:: Extracted material ::
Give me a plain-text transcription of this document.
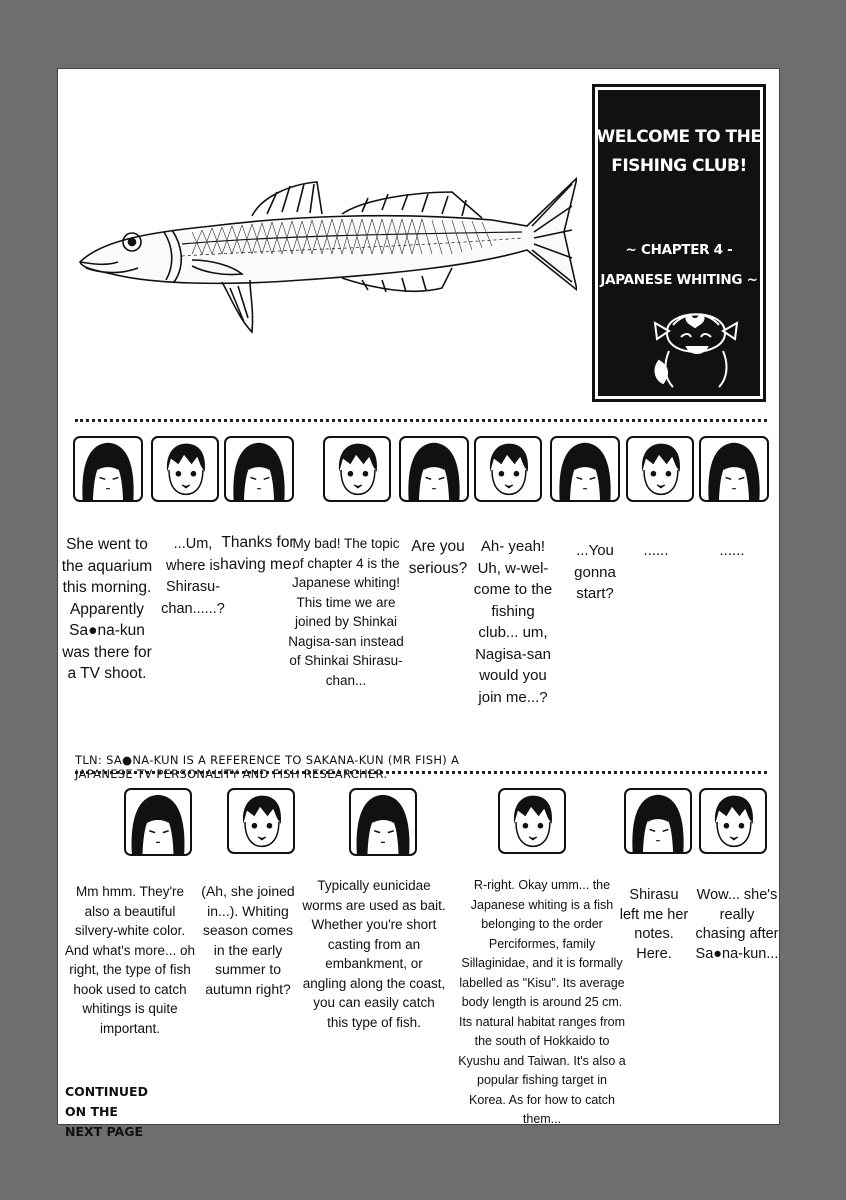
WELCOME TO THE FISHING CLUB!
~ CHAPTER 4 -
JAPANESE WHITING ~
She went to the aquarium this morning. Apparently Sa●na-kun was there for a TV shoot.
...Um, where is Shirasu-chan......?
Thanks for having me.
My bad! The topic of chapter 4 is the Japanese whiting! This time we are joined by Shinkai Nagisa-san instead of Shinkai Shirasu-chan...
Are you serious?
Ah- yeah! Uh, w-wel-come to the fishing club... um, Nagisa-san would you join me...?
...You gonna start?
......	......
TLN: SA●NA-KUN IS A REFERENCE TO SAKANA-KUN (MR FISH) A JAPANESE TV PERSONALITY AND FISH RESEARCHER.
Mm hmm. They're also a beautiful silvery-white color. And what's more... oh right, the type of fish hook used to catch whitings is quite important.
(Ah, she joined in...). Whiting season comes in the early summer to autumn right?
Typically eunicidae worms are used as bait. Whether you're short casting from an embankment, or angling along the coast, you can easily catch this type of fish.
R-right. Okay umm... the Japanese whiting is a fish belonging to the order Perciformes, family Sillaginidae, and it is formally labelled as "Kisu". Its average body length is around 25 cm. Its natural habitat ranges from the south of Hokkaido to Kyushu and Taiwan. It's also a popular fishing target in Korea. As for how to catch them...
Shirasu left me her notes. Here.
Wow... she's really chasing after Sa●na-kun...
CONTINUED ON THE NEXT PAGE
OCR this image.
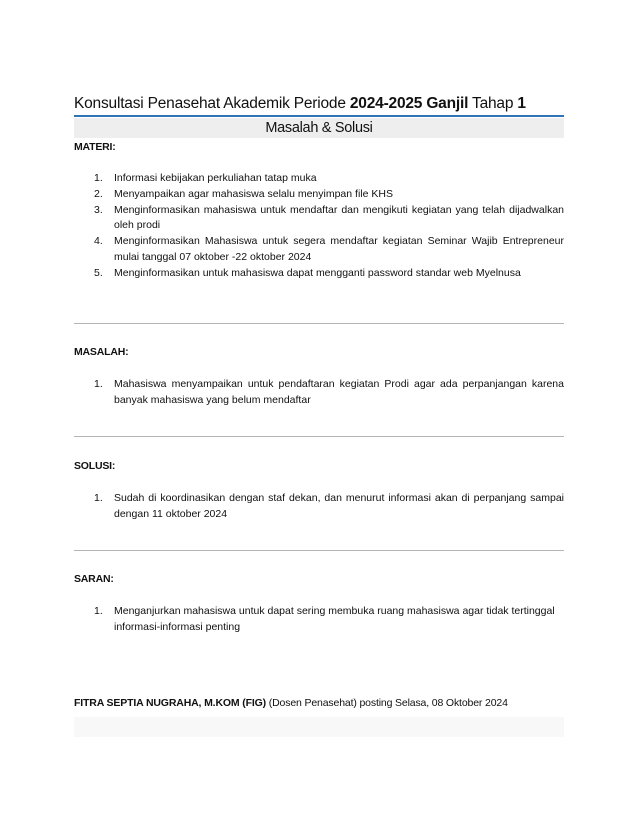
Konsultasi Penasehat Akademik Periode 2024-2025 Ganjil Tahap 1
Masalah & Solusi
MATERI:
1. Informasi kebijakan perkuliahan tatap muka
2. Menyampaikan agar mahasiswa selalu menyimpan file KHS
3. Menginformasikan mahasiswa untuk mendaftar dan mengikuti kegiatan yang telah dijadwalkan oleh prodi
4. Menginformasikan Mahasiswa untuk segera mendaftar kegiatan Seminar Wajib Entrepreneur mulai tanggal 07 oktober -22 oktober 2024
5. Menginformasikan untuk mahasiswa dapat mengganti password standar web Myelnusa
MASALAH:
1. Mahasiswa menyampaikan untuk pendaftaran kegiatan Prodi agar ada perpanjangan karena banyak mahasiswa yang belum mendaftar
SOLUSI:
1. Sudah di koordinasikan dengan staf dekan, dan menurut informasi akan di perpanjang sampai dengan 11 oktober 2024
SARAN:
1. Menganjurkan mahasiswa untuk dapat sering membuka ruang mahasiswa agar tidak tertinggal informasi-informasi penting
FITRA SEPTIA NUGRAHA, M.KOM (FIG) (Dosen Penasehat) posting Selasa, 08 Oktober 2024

:: Challenge ::
Filter the entries down to the lines with the word "dapat" in them.

:: Response to the task ::
5. Menginformasikan untuk mahasiswa dapat mengganti password standar web Myelnusa
1. Menganjurkan mahasiswa untuk dapat sering membuka ruang mahasiswa agar tidak tertinggal informasi-informasi penting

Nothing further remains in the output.